*PROVIDED INFORMATION:*
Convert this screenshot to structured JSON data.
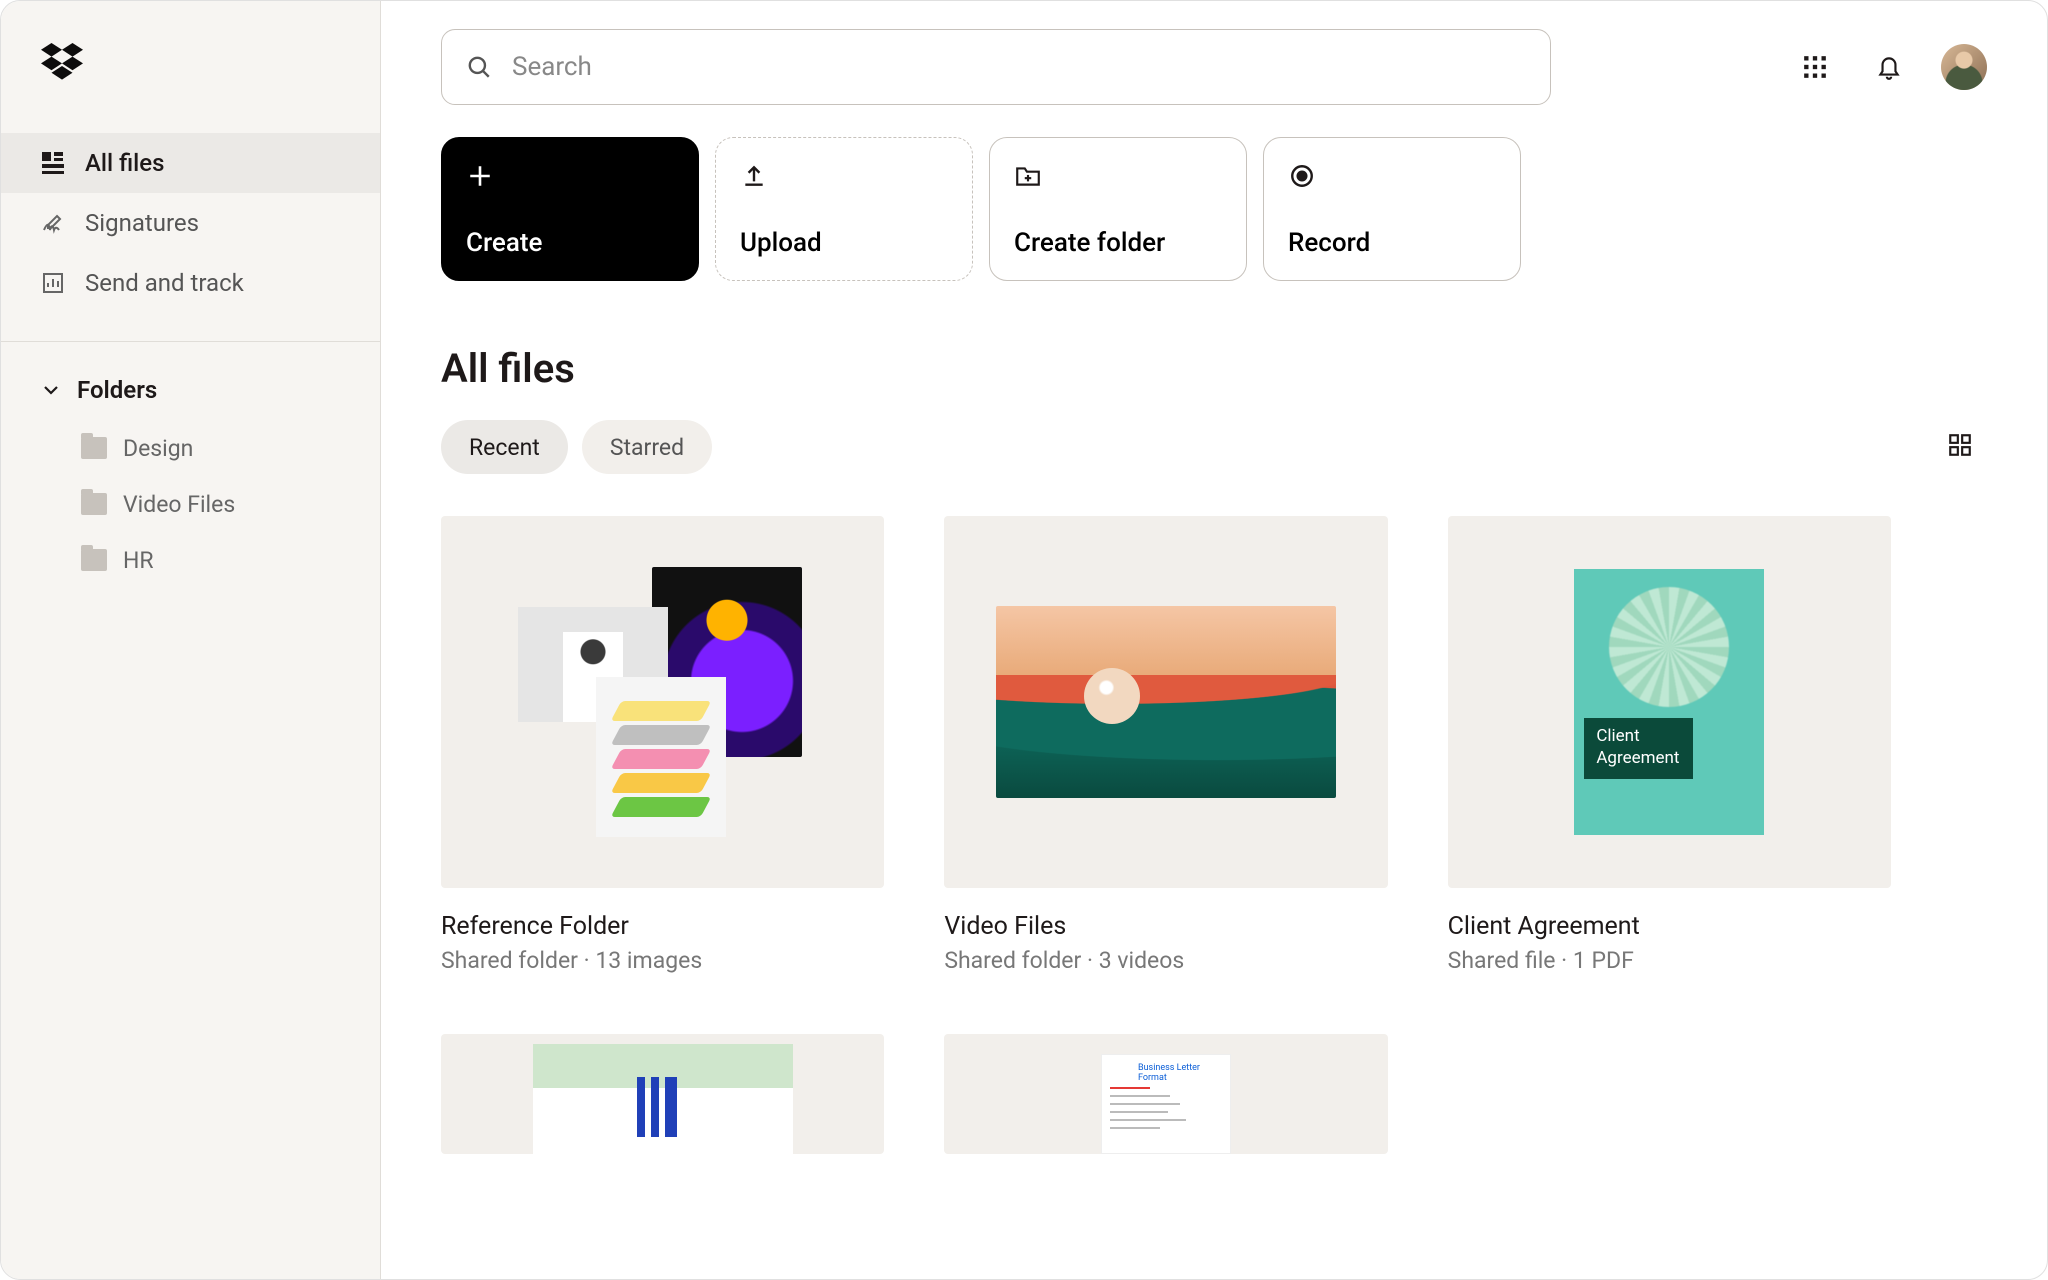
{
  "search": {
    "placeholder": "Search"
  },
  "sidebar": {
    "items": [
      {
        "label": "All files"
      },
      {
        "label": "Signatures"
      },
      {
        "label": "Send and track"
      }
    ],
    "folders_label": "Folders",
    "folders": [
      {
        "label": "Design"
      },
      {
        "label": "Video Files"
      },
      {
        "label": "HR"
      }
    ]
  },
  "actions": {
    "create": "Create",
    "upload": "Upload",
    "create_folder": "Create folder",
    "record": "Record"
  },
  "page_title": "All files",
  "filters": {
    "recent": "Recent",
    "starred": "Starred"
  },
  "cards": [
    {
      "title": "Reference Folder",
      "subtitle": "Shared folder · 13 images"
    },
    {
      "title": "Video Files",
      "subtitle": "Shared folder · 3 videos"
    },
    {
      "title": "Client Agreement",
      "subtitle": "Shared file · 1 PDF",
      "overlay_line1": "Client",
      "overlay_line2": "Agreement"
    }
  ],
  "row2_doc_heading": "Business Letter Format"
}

*STATED PROBLEM:* Above are the records; reproduce them exactly and leave out the pictures.

*OUTPUT OF THE EXERCISE:*
Convert this screenshot to structured JSON data.
{
  "search": {
    "placeholder": "Search"
  },
  "sidebar": {
    "items": [
      {
        "label": "All files"
      },
      {
        "label": "Signatures"
      },
      {
        "label": "Send and track"
      }
    ],
    "folders_label": "Folders",
    "folders": [
      {
        "label": "Design"
      },
      {
        "label": "Video Files"
      },
      {
        "label": "HR"
      }
    ]
  },
  "actions": {
    "create": "Create",
    "upload": "Upload",
    "create_folder": "Create folder",
    "record": "Record"
  },
  "page_title": "All files",
  "filters": {
    "recent": "Recent",
    "starred": "Starred"
  },
  "cards": [
    {
      "title": "Reference Folder",
      "subtitle": "Shared folder · 13 images"
    },
    {
      "title": "Video Files",
      "subtitle": "Shared folder · 3 videos"
    },
    {
      "title": "Client Agreement",
      "subtitle": "Shared file · 1 PDF",
      "overlay_line1": "Client",
      "overlay_line2": "Agreement"
    }
  ],
  "row2_doc_heading": "Business Letter Format"
}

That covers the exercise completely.